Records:
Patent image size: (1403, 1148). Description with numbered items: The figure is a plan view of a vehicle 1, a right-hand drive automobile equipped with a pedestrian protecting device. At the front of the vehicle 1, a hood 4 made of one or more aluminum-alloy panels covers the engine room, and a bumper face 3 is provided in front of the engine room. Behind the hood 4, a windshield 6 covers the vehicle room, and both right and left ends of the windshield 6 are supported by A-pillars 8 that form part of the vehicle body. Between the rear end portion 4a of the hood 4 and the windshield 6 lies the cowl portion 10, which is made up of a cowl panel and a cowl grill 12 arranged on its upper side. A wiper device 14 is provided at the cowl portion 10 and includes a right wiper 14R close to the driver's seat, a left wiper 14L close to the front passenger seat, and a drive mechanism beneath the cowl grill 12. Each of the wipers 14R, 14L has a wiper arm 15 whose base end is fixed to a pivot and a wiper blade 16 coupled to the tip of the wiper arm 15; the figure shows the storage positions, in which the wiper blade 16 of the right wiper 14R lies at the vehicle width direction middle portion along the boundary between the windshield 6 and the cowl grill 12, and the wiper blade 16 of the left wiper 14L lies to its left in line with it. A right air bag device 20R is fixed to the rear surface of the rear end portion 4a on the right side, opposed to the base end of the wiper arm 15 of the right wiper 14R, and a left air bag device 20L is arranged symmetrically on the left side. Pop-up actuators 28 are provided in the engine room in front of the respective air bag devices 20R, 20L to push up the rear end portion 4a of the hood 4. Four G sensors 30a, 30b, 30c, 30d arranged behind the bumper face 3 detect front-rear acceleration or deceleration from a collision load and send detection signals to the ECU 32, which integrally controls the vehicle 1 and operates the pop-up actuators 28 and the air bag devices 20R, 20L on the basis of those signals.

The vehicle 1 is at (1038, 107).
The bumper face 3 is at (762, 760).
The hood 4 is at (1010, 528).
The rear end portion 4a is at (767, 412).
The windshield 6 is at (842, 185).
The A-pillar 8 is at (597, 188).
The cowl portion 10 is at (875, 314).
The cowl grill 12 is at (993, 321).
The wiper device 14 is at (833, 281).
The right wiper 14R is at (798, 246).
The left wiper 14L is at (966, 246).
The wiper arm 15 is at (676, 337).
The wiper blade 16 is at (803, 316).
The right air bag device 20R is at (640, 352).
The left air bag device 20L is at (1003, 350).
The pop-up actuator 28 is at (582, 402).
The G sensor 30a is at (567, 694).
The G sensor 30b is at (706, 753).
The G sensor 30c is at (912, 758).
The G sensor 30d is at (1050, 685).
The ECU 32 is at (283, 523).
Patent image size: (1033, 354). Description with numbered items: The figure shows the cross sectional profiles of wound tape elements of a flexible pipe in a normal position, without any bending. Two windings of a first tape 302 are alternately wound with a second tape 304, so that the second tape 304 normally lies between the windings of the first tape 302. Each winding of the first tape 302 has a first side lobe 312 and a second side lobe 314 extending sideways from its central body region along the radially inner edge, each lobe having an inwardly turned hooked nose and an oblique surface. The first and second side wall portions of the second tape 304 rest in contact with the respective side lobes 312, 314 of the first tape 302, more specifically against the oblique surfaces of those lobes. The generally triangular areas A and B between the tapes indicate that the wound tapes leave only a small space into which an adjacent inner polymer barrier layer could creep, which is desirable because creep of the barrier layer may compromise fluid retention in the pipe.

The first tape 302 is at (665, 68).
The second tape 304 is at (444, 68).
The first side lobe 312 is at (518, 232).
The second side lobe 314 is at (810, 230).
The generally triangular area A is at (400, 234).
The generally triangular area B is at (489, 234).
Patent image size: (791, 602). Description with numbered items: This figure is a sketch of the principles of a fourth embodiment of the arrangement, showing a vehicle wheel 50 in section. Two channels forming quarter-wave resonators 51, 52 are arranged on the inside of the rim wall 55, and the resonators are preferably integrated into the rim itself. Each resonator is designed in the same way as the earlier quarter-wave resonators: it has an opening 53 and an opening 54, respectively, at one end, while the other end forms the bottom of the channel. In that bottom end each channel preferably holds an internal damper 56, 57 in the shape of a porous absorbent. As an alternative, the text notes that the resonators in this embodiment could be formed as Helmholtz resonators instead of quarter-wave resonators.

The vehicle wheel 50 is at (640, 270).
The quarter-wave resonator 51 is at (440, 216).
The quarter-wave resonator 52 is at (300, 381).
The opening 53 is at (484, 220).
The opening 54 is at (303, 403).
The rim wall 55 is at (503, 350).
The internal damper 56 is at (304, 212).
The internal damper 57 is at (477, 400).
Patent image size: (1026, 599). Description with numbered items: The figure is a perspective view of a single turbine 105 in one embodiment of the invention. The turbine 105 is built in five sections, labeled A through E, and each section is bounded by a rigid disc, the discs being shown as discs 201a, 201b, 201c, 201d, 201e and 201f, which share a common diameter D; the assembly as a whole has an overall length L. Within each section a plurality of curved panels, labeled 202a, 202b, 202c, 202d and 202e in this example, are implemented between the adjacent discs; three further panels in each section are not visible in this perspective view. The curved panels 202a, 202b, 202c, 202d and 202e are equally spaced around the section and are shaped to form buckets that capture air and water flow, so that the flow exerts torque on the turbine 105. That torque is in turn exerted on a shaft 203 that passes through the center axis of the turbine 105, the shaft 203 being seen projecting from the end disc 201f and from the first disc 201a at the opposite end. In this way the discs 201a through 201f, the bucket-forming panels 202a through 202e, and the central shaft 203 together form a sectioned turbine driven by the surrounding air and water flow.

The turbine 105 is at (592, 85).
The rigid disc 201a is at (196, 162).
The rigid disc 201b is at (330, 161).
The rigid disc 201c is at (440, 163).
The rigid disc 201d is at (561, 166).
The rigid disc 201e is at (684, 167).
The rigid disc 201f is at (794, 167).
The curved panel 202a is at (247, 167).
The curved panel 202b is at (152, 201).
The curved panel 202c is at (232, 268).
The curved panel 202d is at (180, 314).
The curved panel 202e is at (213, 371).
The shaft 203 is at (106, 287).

Goal of the exercise: Copy out every line of the material above word for word, with no changes.

Exercise solution:
Patent image size: (1403, 1148). Description with numbered items: The figure is a plan view of a vehicle 1, a right-hand drive automobile equipped with a pedestrian protecting device. At the front of the vehicle 1, a hood 4 made of one or more aluminum-alloy panels covers the engine room, and a bumper face 3 is provided in front of the engine room. Behind the hood 4, a windshield 6 covers the vehicle room, and both right and left ends of the windshield 6 are supported by A-pillars 8 that form part of the vehicle body. Between the rear end portion 4a of the hood 4 and the windshield 6 lies the cowl portion 10, which is made up of a cowl panel and a cowl grill 12 arranged on its upper side. A wiper device 14 is provided at the cowl portion 10 and includes a right wiper 14R close to the driver's seat, a left wiper 14L close to the front passenger seat, and a drive mechanism beneath the cowl grill 12. Each of the wipers 14R, 14L has a wiper arm 15 whose base end is fixed to a pivot and a wiper blade 16 coupled to the tip of the wiper arm 15; the figure shows the storage positions, in which the wiper blade 16 of the right wiper 14R lies at the vehicle width direction middle portion along the boundary between the windshield 6 and the cowl grill 12, and the wiper blade 16 of the left wiper 14L lies to its left in line with it. A right air bag device 20R is fixed to the rear surface of the rear end portion 4a on the right side, opposed to the base end of the wiper arm 15 of the right wiper 14R, and a left air bag device 20L is arranged symmetrically on the left side. Pop-up actuators 28 are provided in the engine room in front of the respective air bag devices 20R, 20L to push up the rear end portion 4a of the hood 4. Four G sensors 30a, 30b, 30c, 30d arranged behind the bumper face 3 detect front-rear acceleration or deceleration from a collision load and send detection signals to the ECU 32, which integrally controls the vehicle 1 and operates the pop-up actuators 28 and the air bag devices 20R, 20L on the basis of those signals.

The vehicle 1 is at (1038, 107).
The bumper face 3 is at (762, 760).
The hood 4 is at (1010, 528).
The rear end portion 4a is at (767, 412).
The windshield 6 is at (842, 185).
The A-pillar 8 is at (597, 188).
The cowl portion 10 is at (875, 314).
The cowl grill 12 is at (993, 321).
The wiper device 14 is at (833, 281).
The right wiper 14R is at (798, 246).
The left wiper 14L is at (966, 246).
The wiper arm 15 is at (676, 337).
The wiper blade 16 is at (803, 316).
The right air bag device 20R is at (640, 352).
The left air bag device 20L is at (1003, 350).
The pop-up actuator 28 is at (582, 402).
The G sensor 30a is at (567, 694).
The G sensor 30b is at (706, 753).
The G sensor 30c is at (912, 758).
The G sensor 30d is at (1050, 685).
The ECU 32 is at (283, 523).
Patent image size: (1033, 354). Description with numbered items: The figure shows the cross sectional profiles of wound tape elements of a flexible pipe in a normal position, without any bending. Two windings of a first tape 302 are alternately wound with a second tape 304, so that the second tape 304 normally lies between the windings of the first tape 302. Each winding of the first tape 302 has a first side lobe 312 and a second side lobe 314 extending sideways from its central body region along the radially inner edge, each lobe having an inwardly turned hooked nose and an oblique surface. The first and second side wall portions of the second tape 304 rest in contact with the respective side lobes 312, 314 of the first tape 302, more specifically against the oblique surfaces of those lobes. The generally triangular areas A and B between the tapes indicate that the wound tapes leave only a small space into which an adjacent inner polymer barrier layer could creep, which is desirable because creep of the barrier layer may compromise fluid retention in the pipe.

The first tape 302 is at (665, 68).
The second tape 304 is at (444, 68).
The first side lobe 312 is at (518, 232).
The second side lobe 314 is at (810, 230).
The generally triangular area A is at (400, 234).
The generally triangular area B is at (489, 234).
Patent image size: (791, 602). Description with numbered items: This figure is a sketch of the principles of a fourth embodiment of the arrangement, showing a vehicle wheel 50 in section. Two channels forming quarter-wave resonators 51, 52 are arranged on the inside of the rim wall 55, and the resonators are preferably integrated into the rim itself. Each resonator is designed in the same way as the earlier quarter-wave resonators: it has an opening 53 and an opening 54, respectively, at one end, while the other end forms the bottom of the channel. In that bottom end each channel preferably holds an internal damper 56, 57 in the shape of a porous absorbent. As an alternative, the text notes that the resonators in this embodiment could be formed as Helmholtz resonators instead of quarter-wave resonators.

The vehicle wheel 50 is at (640, 270).
The quarter-wave resonator 51 is at (440, 216).
The quarter-wave resonator 52 is at (300, 381).
The opening 53 is at (484, 220).
The opening 54 is at (303, 403).
The rim wall 55 is at (503, 350).
The internal damper 56 is at (304, 212).
The internal damper 57 is at (477, 400).
Patent image size: (1026, 599). Description with numbered items: The figure is a perspective view of a single turbine 105 in one embodiment of the invention. The turbine 105 is built in five sections, labeled A through E, and each section is bounded by a rigid disc, the discs being shown as discs 201a, 201b, 201c, 201d, 201e and 201f, which share a common diameter D; the assembly as a whole has an overall length L. Within each section a plurality of curved panels, labeled 202a, 202b, 202c, 202d and 202e in this example, are implemented between the adjacent discs; three further panels in each section are not visible in this perspective view. The curved panels 202a, 202b, 202c, 202d and 202e are equally spaced around the section and are shaped to form buckets that capture air and water flow, so that the flow exerts torque on the turbine 105. That torque is in turn exerted on a shaft 203 that passes through the center axis of the turbine 105, the shaft 203 being seen projecting from the end disc 201f and from the first disc 201a at the opposite end. In this way the discs 201a through 201f, the bucket-forming panels 202a through 202e, and the central shaft 203 together form a sectioned turbine driven by the surrounding air and water flow.

The turbine 105 is at (592, 85).
The rigid disc 201a is at (196, 162).
The rigid disc 201b is at (330, 161).
The rigid disc 201c is at (440, 163).
The rigid disc 201d is at (561, 166).
The rigid disc 201e is at (684, 167).
The rigid disc 201f is at (794, 167).
The curved panel 202a is at (247, 167).
The curved panel 202b is at (152, 201).
The curved panel 202c is at (232, 268).
The curved panel 202d is at (180, 314).
The curved panel 202e is at (213, 371).
The shaft 203 is at (106, 287).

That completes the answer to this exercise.